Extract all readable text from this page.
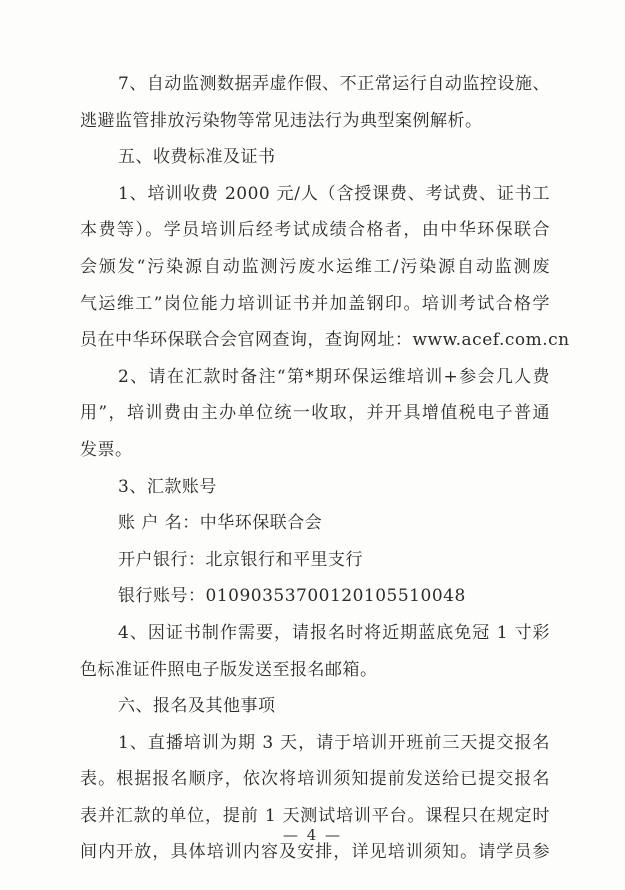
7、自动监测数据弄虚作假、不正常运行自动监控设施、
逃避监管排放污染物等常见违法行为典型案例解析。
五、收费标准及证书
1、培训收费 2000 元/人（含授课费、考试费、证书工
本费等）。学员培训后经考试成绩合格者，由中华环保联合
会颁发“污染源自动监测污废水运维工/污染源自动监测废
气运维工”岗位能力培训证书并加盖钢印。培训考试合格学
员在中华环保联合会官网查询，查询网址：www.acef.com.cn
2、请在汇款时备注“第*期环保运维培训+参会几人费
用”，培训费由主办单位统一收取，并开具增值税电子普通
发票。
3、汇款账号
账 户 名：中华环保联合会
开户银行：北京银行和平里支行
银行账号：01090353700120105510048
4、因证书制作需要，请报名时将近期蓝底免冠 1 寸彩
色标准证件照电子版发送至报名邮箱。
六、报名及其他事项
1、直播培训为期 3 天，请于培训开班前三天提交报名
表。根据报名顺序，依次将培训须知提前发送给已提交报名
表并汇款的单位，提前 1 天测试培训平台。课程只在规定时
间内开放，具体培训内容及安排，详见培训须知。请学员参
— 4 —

★ ★ ★ ★ ★ ★ ★

AIM: Take the listing and print it again exactly, but without any pictures.

SOLVED PROBLEM:
Extract all readable text from this page.
7、自动监测数据弄虚作假、不正常运行自动监控设施、
逃避监管排放污染物等常见违法行为典型案例解析。
五、收费标准及证书
1、培训收费 2000 元/人（含授课费、考试费、证书工
本费等）。学员培训后经考试成绩合格者，由中华环保联合
会颁发“污染源自动监测污废水运维工/污染源自动监测废
气运维工”岗位能力培训证书并加盖钢印。培训考试合格学
员在中华环保联合会官网查询，查询网址：www.acef.com.cn
2、请在汇款时备注“第*期环保运维培训+参会几人费
用”，培训费由主办单位统一收取，并开具增值税电子普通
发票。
3、汇款账号
账 户 名：中华环保联合会
开户银行：北京银行和平里支行
银行账号：01090353700120105510048
4、因证书制作需要，请报名时将近期蓝底免冠 1 寸彩
色标准证件照电子版发送至报名邮箱。
六、报名及其他事项
1、直播培训为期 3 天，请于培训开班前三天提交报名
表。根据报名顺序，依次将培训须知提前发送给已提交报名
表并汇款的单位，提前 1 天测试培训平台。课程只在规定时
间内开放，具体培训内容及安排，详见培训须知。请学员参
— 4 —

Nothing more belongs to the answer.